**THE TASK:** Go through the entries and transcribe each one exactly, dropping the pictures.

**GIVEN DATA:**

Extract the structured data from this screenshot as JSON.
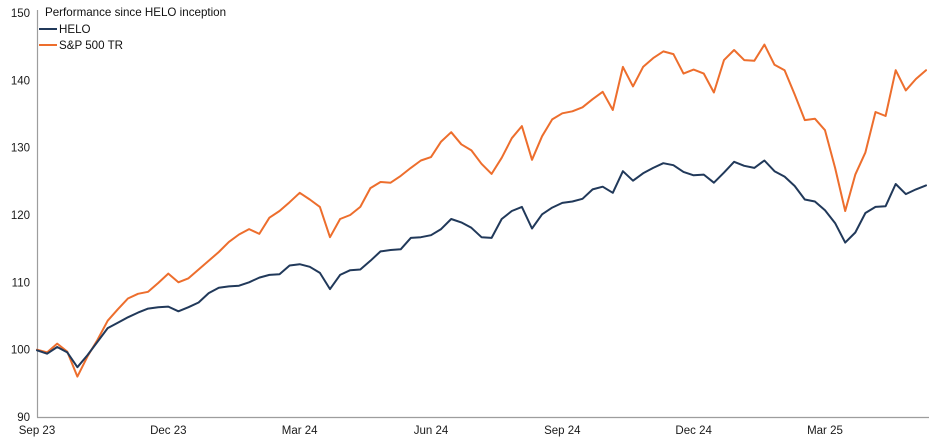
{
  "chart": {
    "title": "Performance since HELO inception"
  },
  "chart_data": {
    "type": "line",
    "title": "Performance since HELO inception",
    "xlabel": "",
    "ylabel": "",
    "ylim": [
      90,
      150
    ],
    "y_ticks": [
      90,
      100,
      110,
      120,
      130,
      140,
      150
    ],
    "x_ticks": [
      {
        "label": "Sep 23",
        "index": 0
      },
      {
        "label": "Dec 23",
        "index": 13
      },
      {
        "label": "Mar 24",
        "index": 26
      },
      {
        "label": "Jun 24",
        "index": 39
      },
      {
        "label": "Sep 24",
        "index": 52
      },
      {
        "label": "Dec 24",
        "index": 65
      },
      {
        "label": "Mar 25",
        "index": 78
      }
    ],
    "grid": false,
    "legend_position": "top-left",
    "series": [
      {
        "name": "HELO",
        "color": "#21395a",
        "values": [
          99.9,
          99.4,
          100.4,
          99.6,
          97.4,
          99.2,
          101.2,
          103.2,
          104.0,
          104.8,
          105.5,
          106.1,
          106.3,
          106.4,
          105.7,
          106.3,
          107.0,
          108.4,
          109.2,
          109.4,
          109.5,
          110.0,
          110.7,
          111.1,
          111.2,
          112.5,
          112.7,
          112.3,
          111.4,
          109.0,
          111.1,
          111.8,
          111.9,
          113.2,
          114.6,
          114.8,
          114.9,
          116.6,
          116.7,
          117.0,
          117.9,
          119.4,
          118.9,
          118.1,
          116.7,
          116.6,
          119.4,
          120.6,
          121.2,
          118.0,
          120.1,
          121.1,
          121.8,
          122.0,
          122.4,
          123.8,
          124.2,
          123.3,
          126.5,
          125.1,
          126.2,
          127.0,
          127.7,
          127.4,
          126.4,
          125.9,
          126.0,
          124.8,
          126.3,
          127.9,
          127.3,
          127.0,
          128.1,
          126.5,
          125.7,
          124.3,
          122.3,
          122.0,
          120.7,
          118.8,
          115.9,
          117.4,
          120.3,
          121.2,
          121.3,
          124.6,
          123.1,
          123.8,
          124.4
        ]
      },
      {
        "name": "S&P 500 TR",
        "color": "#ed6e2d",
        "values": [
          100.0,
          99.6,
          100.9,
          99.7,
          96.0,
          99.0,
          101.5,
          104.3,
          106.0,
          107.6,
          108.3,
          108.6,
          109.9,
          111.3,
          110.0,
          110.6,
          111.9,
          113.2,
          114.5,
          116.0,
          117.1,
          117.9,
          117.2,
          119.6,
          120.6,
          121.9,
          123.3,
          122.3,
          121.2,
          116.7,
          119.4,
          120.0,
          121.2,
          124.0,
          124.9,
          124.8,
          125.8,
          127.0,
          128.1,
          128.6,
          130.9,
          132.3,
          130.5,
          129.6,
          127.6,
          126.1,
          128.5,
          131.4,
          133.2,
          128.2,
          131.7,
          134.2,
          135.1,
          135.4,
          136.0,
          137.2,
          138.3,
          135.6,
          142.0,
          139.1,
          142.0,
          143.3,
          144.3,
          143.9,
          141.0,
          141.6,
          141.0,
          138.2,
          143.0,
          144.5,
          143.0,
          142.9,
          145.3,
          142.3,
          141.5,
          137.9,
          134.1,
          134.3,
          132.6,
          127.0,
          120.6,
          126.0,
          129.3,
          135.3,
          134.7,
          141.5,
          138.5,
          140.2,
          141.5
        ]
      }
    ]
  }
}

**CORRECT RESPONSE:**
Extract the structured data from this screenshot as JSON.
{
  "chart": {
    "title": "Performance since HELO inception"
  },
  "chart_data": {
    "type": "line",
    "title": "Performance since HELO inception",
    "xlabel": "",
    "ylabel": "",
    "ylim": [
      90,
      150
    ],
    "y_ticks": [
      90,
      100,
      110,
      120,
      130,
      140,
      150
    ],
    "x_ticks": [
      {
        "label": "Sep 23",
        "index": 0
      },
      {
        "label": "Dec 23",
        "index": 13
      },
      {
        "label": "Mar 24",
        "index": 26
      },
      {
        "label": "Jun 24",
        "index": 39
      },
      {
        "label": "Sep 24",
        "index": 52
      },
      {
        "label": "Dec 24",
        "index": 65
      },
      {
        "label": "Mar 25",
        "index": 78
      }
    ],
    "grid": false,
    "legend_position": "top-left",
    "series": [
      {
        "name": "HELO",
        "color": "#21395a",
        "values": [
          99.9,
          99.4,
          100.4,
          99.6,
          97.4,
          99.2,
          101.2,
          103.2,
          104.0,
          104.8,
          105.5,
          106.1,
          106.3,
          106.4,
          105.7,
          106.3,
          107.0,
          108.4,
          109.2,
          109.4,
          109.5,
          110.0,
          110.7,
          111.1,
          111.2,
          112.5,
          112.7,
          112.3,
          111.4,
          109.0,
          111.1,
          111.8,
          111.9,
          113.2,
          114.6,
          114.8,
          114.9,
          116.6,
          116.7,
          117.0,
          117.9,
          119.4,
          118.9,
          118.1,
          116.7,
          116.6,
          119.4,
          120.6,
          121.2,
          118.0,
          120.1,
          121.1,
          121.8,
          122.0,
          122.4,
          123.8,
          124.2,
          123.3,
          126.5,
          125.1,
          126.2,
          127.0,
          127.7,
          127.4,
          126.4,
          125.9,
          126.0,
          124.8,
          126.3,
          127.9,
          127.3,
          127.0,
          128.1,
          126.5,
          125.7,
          124.3,
          122.3,
          122.0,
          120.7,
          118.8,
          115.9,
          117.4,
          120.3,
          121.2,
          121.3,
          124.6,
          123.1,
          123.8,
          124.4
        ]
      },
      {
        "name": "S&P 500 TR",
        "color": "#ed6e2d",
        "values": [
          100.0,
          99.6,
          100.9,
          99.7,
          96.0,
          99.0,
          101.5,
          104.3,
          106.0,
          107.6,
          108.3,
          108.6,
          109.9,
          111.3,
          110.0,
          110.6,
          111.9,
          113.2,
          114.5,
          116.0,
          117.1,
          117.9,
          117.2,
          119.6,
          120.6,
          121.9,
          123.3,
          122.3,
          121.2,
          116.7,
          119.4,
          120.0,
          121.2,
          124.0,
          124.9,
          124.8,
          125.8,
          127.0,
          128.1,
          128.6,
          130.9,
          132.3,
          130.5,
          129.6,
          127.6,
          126.1,
          128.5,
          131.4,
          133.2,
          128.2,
          131.7,
          134.2,
          135.1,
          135.4,
          136.0,
          137.2,
          138.3,
          135.6,
          142.0,
          139.1,
          142.0,
          143.3,
          144.3,
          143.9,
          141.0,
          141.6,
          141.0,
          138.2,
          143.0,
          144.5,
          143.0,
          142.9,
          145.3,
          142.3,
          141.5,
          137.9,
          134.1,
          134.3,
          132.6,
          127.0,
          120.6,
          126.0,
          129.3,
          135.3,
          134.7,
          141.5,
          138.5,
          140.2,
          141.5
        ]
      }
    ]
  }
}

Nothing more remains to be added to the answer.